> [Given request]
Find the lines containing the word "Policy" and copy every one of them.

Extracted data entries
-------

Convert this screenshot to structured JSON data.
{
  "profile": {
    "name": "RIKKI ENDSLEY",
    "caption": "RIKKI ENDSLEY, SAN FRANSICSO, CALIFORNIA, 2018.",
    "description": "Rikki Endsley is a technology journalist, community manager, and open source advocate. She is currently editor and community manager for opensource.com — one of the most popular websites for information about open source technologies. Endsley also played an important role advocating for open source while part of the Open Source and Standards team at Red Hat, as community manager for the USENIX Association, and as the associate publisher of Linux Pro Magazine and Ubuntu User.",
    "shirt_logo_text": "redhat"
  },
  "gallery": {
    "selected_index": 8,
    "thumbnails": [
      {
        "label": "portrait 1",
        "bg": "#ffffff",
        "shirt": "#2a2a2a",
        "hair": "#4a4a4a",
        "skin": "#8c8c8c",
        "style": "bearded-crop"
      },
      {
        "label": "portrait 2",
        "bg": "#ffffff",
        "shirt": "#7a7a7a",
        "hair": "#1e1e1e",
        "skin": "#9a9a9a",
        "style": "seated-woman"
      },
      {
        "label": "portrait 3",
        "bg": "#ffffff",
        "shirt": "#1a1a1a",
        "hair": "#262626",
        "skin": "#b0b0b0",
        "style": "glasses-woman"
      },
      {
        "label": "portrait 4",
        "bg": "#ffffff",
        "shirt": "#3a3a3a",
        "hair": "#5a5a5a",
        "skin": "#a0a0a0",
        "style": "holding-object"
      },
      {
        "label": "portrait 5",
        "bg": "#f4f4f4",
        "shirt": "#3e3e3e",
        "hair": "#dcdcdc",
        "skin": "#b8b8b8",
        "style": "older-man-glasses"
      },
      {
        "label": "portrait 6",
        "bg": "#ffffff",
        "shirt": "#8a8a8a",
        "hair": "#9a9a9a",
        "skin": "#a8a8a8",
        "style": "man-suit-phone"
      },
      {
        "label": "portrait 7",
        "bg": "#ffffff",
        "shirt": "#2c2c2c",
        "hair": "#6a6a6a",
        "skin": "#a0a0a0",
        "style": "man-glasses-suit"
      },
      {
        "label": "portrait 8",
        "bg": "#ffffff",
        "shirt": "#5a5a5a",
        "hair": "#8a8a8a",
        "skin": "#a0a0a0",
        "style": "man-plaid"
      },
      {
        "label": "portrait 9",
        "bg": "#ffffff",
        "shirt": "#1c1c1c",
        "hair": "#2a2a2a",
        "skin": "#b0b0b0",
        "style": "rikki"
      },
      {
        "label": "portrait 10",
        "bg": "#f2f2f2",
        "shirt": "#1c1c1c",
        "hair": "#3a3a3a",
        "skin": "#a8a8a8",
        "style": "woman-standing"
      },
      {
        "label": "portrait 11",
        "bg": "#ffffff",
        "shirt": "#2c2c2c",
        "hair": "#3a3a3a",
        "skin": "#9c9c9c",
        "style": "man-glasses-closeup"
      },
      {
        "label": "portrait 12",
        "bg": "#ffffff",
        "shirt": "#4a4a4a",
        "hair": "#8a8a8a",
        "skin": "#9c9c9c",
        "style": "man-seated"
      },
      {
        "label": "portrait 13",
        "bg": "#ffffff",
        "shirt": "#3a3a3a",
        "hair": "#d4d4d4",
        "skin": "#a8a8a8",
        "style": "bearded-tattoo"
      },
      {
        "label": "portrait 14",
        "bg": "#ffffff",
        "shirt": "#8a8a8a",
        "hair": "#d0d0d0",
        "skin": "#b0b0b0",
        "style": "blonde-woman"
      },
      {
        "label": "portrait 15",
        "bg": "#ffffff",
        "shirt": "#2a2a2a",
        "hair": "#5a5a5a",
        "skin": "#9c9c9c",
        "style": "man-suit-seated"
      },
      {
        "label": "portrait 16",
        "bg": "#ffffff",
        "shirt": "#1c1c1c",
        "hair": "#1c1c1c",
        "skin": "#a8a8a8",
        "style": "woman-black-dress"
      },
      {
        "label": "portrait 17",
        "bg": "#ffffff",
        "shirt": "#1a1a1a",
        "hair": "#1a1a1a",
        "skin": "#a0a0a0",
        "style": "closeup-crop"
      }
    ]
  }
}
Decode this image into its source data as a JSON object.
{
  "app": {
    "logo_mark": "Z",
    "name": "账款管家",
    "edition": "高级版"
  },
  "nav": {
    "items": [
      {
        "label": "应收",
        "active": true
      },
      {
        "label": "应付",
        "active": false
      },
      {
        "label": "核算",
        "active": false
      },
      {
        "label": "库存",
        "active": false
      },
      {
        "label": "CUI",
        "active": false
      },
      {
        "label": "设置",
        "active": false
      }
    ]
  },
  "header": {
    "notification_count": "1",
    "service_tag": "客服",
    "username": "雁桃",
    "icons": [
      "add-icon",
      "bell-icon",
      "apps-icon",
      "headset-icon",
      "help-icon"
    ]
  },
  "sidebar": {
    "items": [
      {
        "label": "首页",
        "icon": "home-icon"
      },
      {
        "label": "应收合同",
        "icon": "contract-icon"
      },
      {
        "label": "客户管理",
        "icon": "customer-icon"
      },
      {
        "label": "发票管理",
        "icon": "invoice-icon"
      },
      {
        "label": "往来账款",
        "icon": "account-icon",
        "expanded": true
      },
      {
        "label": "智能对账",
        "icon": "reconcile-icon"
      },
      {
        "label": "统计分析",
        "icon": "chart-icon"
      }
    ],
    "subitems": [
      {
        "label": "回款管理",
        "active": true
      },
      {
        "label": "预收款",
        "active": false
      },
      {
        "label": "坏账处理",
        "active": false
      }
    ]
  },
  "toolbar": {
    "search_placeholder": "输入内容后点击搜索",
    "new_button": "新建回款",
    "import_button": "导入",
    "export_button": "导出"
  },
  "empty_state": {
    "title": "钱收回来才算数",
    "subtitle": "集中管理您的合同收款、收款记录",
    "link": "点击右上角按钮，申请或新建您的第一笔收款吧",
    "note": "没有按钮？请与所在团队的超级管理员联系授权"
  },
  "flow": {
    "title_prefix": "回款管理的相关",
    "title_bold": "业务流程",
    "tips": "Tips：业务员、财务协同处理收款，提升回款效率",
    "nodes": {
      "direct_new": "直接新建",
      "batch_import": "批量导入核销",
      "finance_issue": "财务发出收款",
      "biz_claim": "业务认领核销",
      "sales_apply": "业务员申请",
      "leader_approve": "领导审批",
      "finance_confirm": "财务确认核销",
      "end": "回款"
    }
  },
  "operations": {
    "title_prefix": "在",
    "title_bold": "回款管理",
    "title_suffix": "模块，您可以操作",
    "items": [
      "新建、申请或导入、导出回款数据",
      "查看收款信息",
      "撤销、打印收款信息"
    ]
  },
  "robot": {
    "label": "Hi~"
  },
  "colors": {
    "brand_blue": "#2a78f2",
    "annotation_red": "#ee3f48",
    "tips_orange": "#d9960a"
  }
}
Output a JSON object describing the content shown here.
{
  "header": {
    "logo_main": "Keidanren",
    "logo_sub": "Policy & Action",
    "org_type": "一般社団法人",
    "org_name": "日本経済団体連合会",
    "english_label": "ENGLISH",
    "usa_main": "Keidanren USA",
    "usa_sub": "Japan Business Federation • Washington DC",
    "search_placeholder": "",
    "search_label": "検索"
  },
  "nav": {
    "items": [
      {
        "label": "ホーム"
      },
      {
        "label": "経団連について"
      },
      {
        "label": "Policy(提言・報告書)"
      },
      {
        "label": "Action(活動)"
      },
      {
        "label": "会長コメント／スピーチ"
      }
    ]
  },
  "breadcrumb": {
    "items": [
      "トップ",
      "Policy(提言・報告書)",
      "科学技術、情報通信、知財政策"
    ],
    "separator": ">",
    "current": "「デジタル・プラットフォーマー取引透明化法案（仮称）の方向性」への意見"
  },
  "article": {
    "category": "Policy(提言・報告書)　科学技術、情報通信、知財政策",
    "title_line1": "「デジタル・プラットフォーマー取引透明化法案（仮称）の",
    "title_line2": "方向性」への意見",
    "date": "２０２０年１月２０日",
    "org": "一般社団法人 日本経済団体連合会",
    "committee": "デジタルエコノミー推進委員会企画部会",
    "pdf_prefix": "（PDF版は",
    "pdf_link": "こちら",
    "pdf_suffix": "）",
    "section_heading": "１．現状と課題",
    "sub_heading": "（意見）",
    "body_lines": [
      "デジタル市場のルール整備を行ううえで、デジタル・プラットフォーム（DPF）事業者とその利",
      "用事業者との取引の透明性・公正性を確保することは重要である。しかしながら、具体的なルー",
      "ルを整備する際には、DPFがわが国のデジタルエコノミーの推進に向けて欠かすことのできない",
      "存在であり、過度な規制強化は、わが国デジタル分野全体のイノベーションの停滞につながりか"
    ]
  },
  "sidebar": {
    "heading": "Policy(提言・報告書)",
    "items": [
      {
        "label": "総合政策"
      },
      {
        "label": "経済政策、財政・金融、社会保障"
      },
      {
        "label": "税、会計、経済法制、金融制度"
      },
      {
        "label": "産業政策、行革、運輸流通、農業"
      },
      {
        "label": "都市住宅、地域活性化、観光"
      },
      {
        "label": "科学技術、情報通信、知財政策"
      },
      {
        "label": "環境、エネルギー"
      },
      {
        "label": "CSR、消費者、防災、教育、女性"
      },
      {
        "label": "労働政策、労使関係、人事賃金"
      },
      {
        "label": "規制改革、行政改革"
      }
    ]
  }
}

-------

> [Exercise result]
    "logo_sub": "Policy & Action",
        "label": "Policy(提言・報告書)"
      "Policy(提言・報告書)",
    "category": "Policy(提言・報告書)　科学技術、情報通信、知財政策",
    "heading": "Policy(提言・報告書)",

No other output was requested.